#### [Given instruction]
Make a tally of the lines in the records that include the string "Polarity", and give only that number.

#### [Material provided]

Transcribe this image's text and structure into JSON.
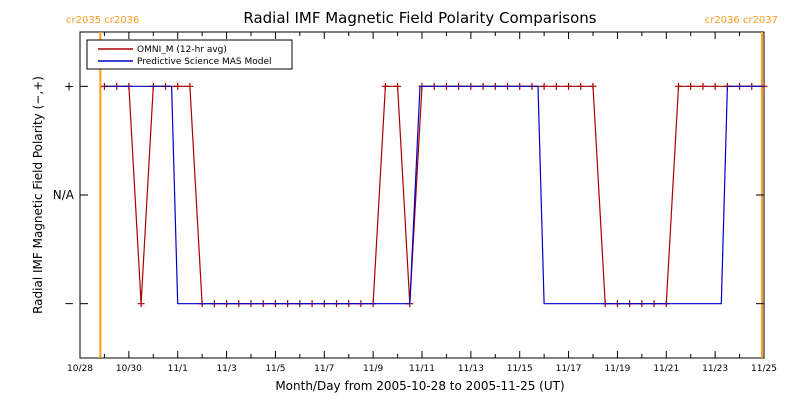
{
  "chart_data": {
    "type": "line",
    "title": "Radial IMF Magnetic Field Polarity Comparisons",
    "xlabel": "Month/Day from 2005-10-28 to 2005-11-25 (UT)",
    "ylabel": "Radial IMF Magnetic Field Polarity (−,+)",
    "xlim": [
      "2005-10-28",
      "2005-11-25"
    ],
    "ylim": [
      -1.5,
      1.5
    ],
    "x_ticks": [
      "10/28",
      "10/30",
      "11/1",
      "11/3",
      "11/5",
      "11/7",
      "11/9",
      "11/11",
      "11/13",
      "11/15",
      "11/17",
      "11/19",
      "11/21",
      "11/23",
      "11/25"
    ],
    "y_ticks": [
      {
        "value": 1,
        "label": "+"
      },
      {
        "value": 0,
        "label": "N/A"
      },
      {
        "value": -1,
        "label": "−"
      }
    ],
    "grid": false,
    "legend_position": "top-left",
    "carrington_markers": [
      {
        "date": "2005-10-28T20:00",
        "label": "cr2035 cr2036",
        "side": "left"
      },
      {
        "date": "2005-11-24T22:00",
        "label": "cr2036 cr2037",
        "side": "right"
      }
    ],
    "series": [
      {
        "name": "OMNI_M (12-hr avg)",
        "color": "#aa0000",
        "markers": true,
        "points": [
          [
            "2005-10-29T00:00",
            1
          ],
          [
            "2005-10-29T12:00",
            1
          ],
          [
            "2005-10-30T00:00",
            1
          ],
          [
            "2005-10-30T12:00",
            -1
          ],
          [
            "2005-10-31T00:00",
            1
          ],
          [
            "2005-10-31T12:00",
            1
          ],
          [
            "2005-11-01T00:00",
            1
          ],
          [
            "2005-11-01T12:00",
            1
          ],
          [
            "2005-11-02T00:00",
            -1
          ],
          [
            "2005-11-02T12:00",
            -1
          ],
          [
            "2005-11-03T00:00",
            -1
          ],
          [
            "2005-11-03T12:00",
            -1
          ],
          [
            "2005-11-04T00:00",
            -1
          ],
          [
            "2005-11-04T12:00",
            -1
          ],
          [
            "2005-11-05T00:00",
            -1
          ],
          [
            "2005-11-05T12:00",
            -1
          ],
          [
            "2005-11-06T00:00",
            -1
          ],
          [
            "2005-11-06T12:00",
            -1
          ],
          [
            "2005-11-07T00:00",
            -1
          ],
          [
            "2005-11-07T12:00",
            -1
          ],
          [
            "2005-11-08T00:00",
            -1
          ],
          [
            "2005-11-08T12:00",
            -1
          ],
          [
            "2005-11-09T00:00",
            -1
          ],
          [
            "2005-11-09T12:00",
            1
          ],
          [
            "2005-11-10T00:00",
            1
          ],
          [
            "2005-11-10T12:00",
            -1
          ],
          [
            "2005-11-11T00:00",
            1
          ],
          [
            "2005-11-11T12:00",
            1
          ],
          [
            "2005-11-12T00:00",
            1
          ],
          [
            "2005-11-12T12:00",
            1
          ],
          [
            "2005-11-13T00:00",
            1
          ],
          [
            "2005-11-13T12:00",
            1
          ],
          [
            "2005-11-14T00:00",
            1
          ],
          [
            "2005-11-14T12:00",
            1
          ],
          [
            "2005-11-15T00:00",
            1
          ],
          [
            "2005-11-15T12:00",
            1
          ],
          [
            "2005-11-16T00:00",
            1
          ],
          [
            "2005-11-16T12:00",
            1
          ],
          [
            "2005-11-17T00:00",
            1
          ],
          [
            "2005-11-17T12:00",
            1
          ],
          [
            "2005-11-18T00:00",
            1
          ],
          [
            "2005-11-18T12:00",
            -1
          ],
          [
            "2005-11-19T00:00",
            -1
          ],
          [
            "2005-11-19T12:00",
            -1
          ],
          [
            "2005-11-20T00:00",
            -1
          ],
          [
            "2005-11-20T12:00",
            -1
          ],
          [
            "2005-11-21T00:00",
            -1
          ],
          [
            "2005-11-21T12:00",
            1
          ],
          [
            "2005-11-22T00:00",
            1
          ],
          [
            "2005-11-22T12:00",
            1
          ],
          [
            "2005-11-23T00:00",
            1
          ],
          [
            "2005-11-23T12:00",
            1
          ],
          [
            "2005-11-24T00:00",
            1
          ],
          [
            "2005-11-24T12:00",
            1
          ],
          [
            "2005-11-25T00:00",
            1
          ]
        ]
      },
      {
        "name": "Predictive Science MAS Model",
        "color": "#0000cc",
        "markers": false,
        "points": [
          [
            "2005-10-29T00:00",
            1
          ],
          [
            "2005-10-31T18:00",
            1
          ],
          [
            "2005-11-01T00:00",
            -1
          ],
          [
            "2005-11-10T12:00",
            -1
          ],
          [
            "2005-11-10T22:00",
            1
          ],
          [
            "2005-11-15T18:00",
            1
          ],
          [
            "2005-11-16T00:00",
            -1
          ],
          [
            "2005-11-23T06:00",
            -1
          ],
          [
            "2005-11-23T12:00",
            1
          ],
          [
            "2005-11-25T00:00",
            1
          ]
        ]
      }
    ]
  }
}
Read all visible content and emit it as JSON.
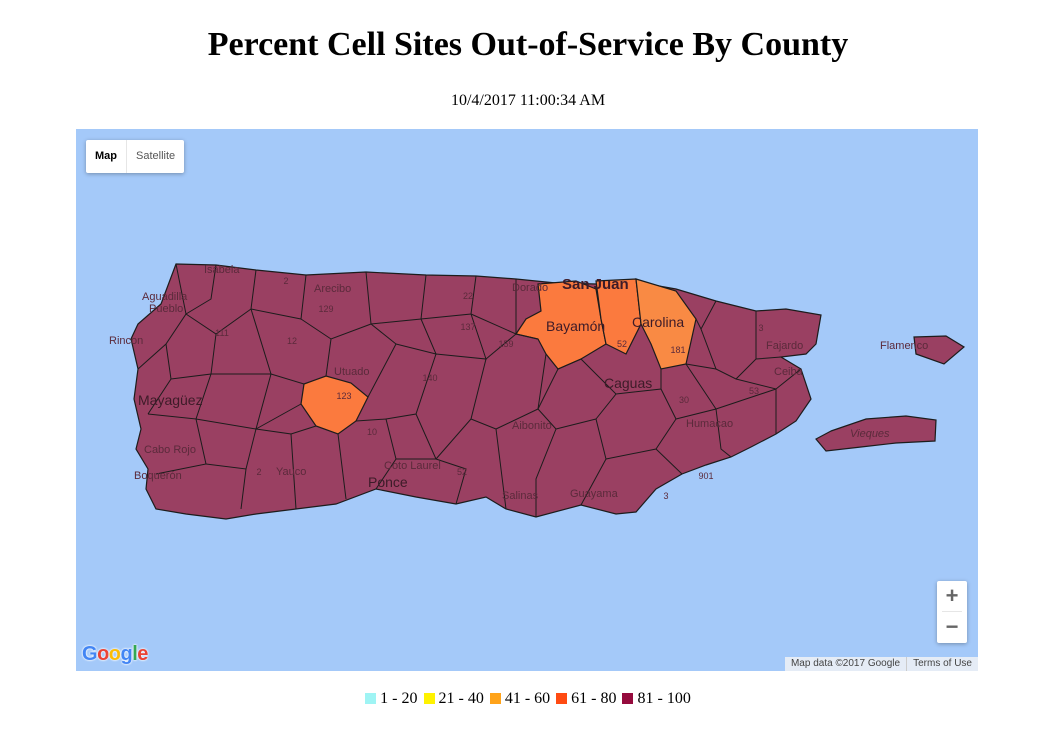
{
  "title": "Percent Cell Sites Out-of-Service By County",
  "timestamp": "10/4/2017 11:00:34 AM",
  "map": {
    "map_types": [
      "Map",
      "Satellite"
    ],
    "active_map_type": "Map",
    "zoom_in": "+",
    "zoom_out": "−",
    "attribution": "Map data ©2017 Google",
    "terms": "Terms of Use",
    "logo_letters": [
      "G",
      "o",
      "o",
      "g",
      "l",
      "e"
    ],
    "water_color": "#a4c9f9",
    "place_labels": {
      "isabela": "Isabela",
      "arecibo": "Arecibo",
      "aguadilla": "Aguadilla",
      "pueblo": "Pueblo",
      "rincon": "Rincon",
      "mayaguez": "Mayagüez",
      "cabo_rojo": "Cabo Rojo",
      "boqueron": "Boquerón",
      "yauco": "Yauco",
      "utuado": "Utuado",
      "coto_laurel": "Coto Laurel",
      "ponce": "Ponce",
      "salinas": "Salinas",
      "guayama": "Guayama",
      "aibonito": "Aibonito",
      "caguas": "Caguas",
      "humacao": "Humacao",
      "ceiba": "Ceiba",
      "fajardo": "Fajardo",
      "flamenco": "Flamenco",
      "vieques": "Vieques",
      "dorado": "Dorado",
      "san_juan": "San Juan",
      "bayamon": "Bayamón",
      "carolina": "Carolina"
    },
    "route_labels": {
      "r2": "2",
      "r129": "129",
      "r22": "22",
      "r111": "111",
      "r12": "12",
      "r137": "137",
      "r159": "159",
      "r52a": "52",
      "r30": "30",
      "r53": "53",
      "r3": "3",
      "r181": "181",
      "r140": "140",
      "r123": "123",
      "r10": "10",
      "r52b": "52",
      "r2b": "2",
      "r3b": "3",
      "r901": "901"
    }
  },
  "legend": [
    {
      "label": "1 - 20",
      "color": "#9ff4f4"
    },
    {
      "label": "21 - 40",
      "color": "#fff200"
    },
    {
      "label": "41 - 60",
      "color": "#ffa31a"
    },
    {
      "label": "61 - 80",
      "color": "#ff4b12"
    },
    {
      "label": "81 - 100",
      "color": "#950b3d"
    }
  ],
  "fill_colors": {
    "high": "#9a4062",
    "orange": "#fb7a3e",
    "light_orange": "#f98a44"
  }
}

#### [Complete answer]
2